Lines of data:
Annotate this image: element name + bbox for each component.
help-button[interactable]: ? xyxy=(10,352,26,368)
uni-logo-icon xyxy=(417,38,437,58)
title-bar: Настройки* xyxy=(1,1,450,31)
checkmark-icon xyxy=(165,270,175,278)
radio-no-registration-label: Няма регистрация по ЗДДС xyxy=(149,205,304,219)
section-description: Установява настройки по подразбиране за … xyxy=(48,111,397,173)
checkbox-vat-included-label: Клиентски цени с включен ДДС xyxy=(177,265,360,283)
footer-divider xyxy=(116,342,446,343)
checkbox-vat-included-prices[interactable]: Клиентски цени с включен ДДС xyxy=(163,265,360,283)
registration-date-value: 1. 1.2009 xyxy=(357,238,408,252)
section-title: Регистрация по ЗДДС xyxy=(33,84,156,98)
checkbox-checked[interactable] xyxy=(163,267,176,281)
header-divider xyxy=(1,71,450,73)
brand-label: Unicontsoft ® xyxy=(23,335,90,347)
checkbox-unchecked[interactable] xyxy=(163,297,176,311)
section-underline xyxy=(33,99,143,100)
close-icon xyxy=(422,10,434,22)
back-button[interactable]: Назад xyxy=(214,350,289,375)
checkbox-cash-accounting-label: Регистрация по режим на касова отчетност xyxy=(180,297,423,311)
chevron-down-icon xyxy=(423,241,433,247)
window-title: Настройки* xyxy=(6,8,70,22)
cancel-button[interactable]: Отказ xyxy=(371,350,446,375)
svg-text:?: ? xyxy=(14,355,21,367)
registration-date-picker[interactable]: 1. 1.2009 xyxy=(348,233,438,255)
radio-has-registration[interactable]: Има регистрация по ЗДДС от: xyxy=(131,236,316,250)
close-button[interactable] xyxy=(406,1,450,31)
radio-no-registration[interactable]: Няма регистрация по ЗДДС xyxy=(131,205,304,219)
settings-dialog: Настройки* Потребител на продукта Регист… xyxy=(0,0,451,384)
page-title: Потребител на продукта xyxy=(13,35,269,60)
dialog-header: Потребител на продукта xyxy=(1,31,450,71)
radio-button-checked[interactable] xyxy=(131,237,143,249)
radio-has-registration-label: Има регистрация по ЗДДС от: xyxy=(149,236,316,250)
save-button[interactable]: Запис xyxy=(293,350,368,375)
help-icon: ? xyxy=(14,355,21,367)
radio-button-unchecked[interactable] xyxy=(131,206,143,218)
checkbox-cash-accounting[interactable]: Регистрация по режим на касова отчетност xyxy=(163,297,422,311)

◆ **OBJECTIVE**
Could you rename every "interactable" in these lines to "clickable" and write the lines out again with nothing else changed?

◆ **RESPONSE TO THE TASK**
Annotate this image: element name + bbox for each component.
help-button[clickable]: ? xyxy=(10,352,26,368)
uni-logo-icon xyxy=(417,38,437,58)
title-bar: Настройки* xyxy=(1,1,450,31)
checkmark-icon xyxy=(165,270,175,278)
radio-no-registration-label: Няма регистрация по ЗДДС xyxy=(149,205,304,219)
section-description: Установява настройки по подразбиране за … xyxy=(48,111,397,173)
checkbox-vat-included-label: Клиентски цени с включен ДДС xyxy=(177,265,360,283)
footer-divider xyxy=(116,342,446,343)
checkbox-vat-included-prices[clickable]: Клиентски цени с включен ДДС xyxy=(163,265,360,283)
registration-date-value: 1. 1.2009 xyxy=(357,238,408,252)
section-title: Регистрация по ЗДДС xyxy=(33,84,156,98)
checkbox-checked[clickable] xyxy=(163,267,176,281)
header-divider xyxy=(1,71,450,73)
brand-label: Unicontsoft ® xyxy=(23,335,90,347)
checkbox-unchecked[clickable] xyxy=(163,297,176,311)
section-underline xyxy=(33,99,143,100)
close-icon xyxy=(422,10,434,22)
back-button[clickable]: Назад xyxy=(214,350,289,375)
checkbox-cash-accounting-label: Регистрация по режим на касова отчетност xyxy=(180,297,423,311)
chevron-down-icon xyxy=(423,241,433,247)
window-title: Настройки* xyxy=(6,8,70,22)
cancel-button[clickable]: Отказ xyxy=(371,350,446,375)
svg-text:?: ? xyxy=(14,355,21,367)
registration-date-picker[clickable]: 1. 1.2009 xyxy=(348,233,438,255)
radio-has-registration[clickable]: Има регистрация по ЗДДС от: xyxy=(131,236,316,250)
close-button[clickable] xyxy=(406,1,450,31)
radio-no-registration[clickable]: Няма регистрация по ЗДДС xyxy=(131,205,304,219)
settings-dialog: Настройки* Потребител на продукта Регист… xyxy=(0,0,451,384)
page-title: Потребител на продукта xyxy=(13,35,269,60)
dialog-header: Потребител на продукта xyxy=(1,31,450,71)
radio-button-checked[clickable] xyxy=(131,237,143,249)
radio-has-registration-label: Има регистрация по ЗДДС от: xyxy=(149,236,316,250)
save-button[clickable]: Запис xyxy=(293,350,368,375)
help-icon: ? xyxy=(14,355,21,367)
radio-button-unchecked[clickable] xyxy=(131,206,143,218)
checkbox-cash-accounting[clickable]: Регистрация по режим на касова отчетност xyxy=(163,297,422,311)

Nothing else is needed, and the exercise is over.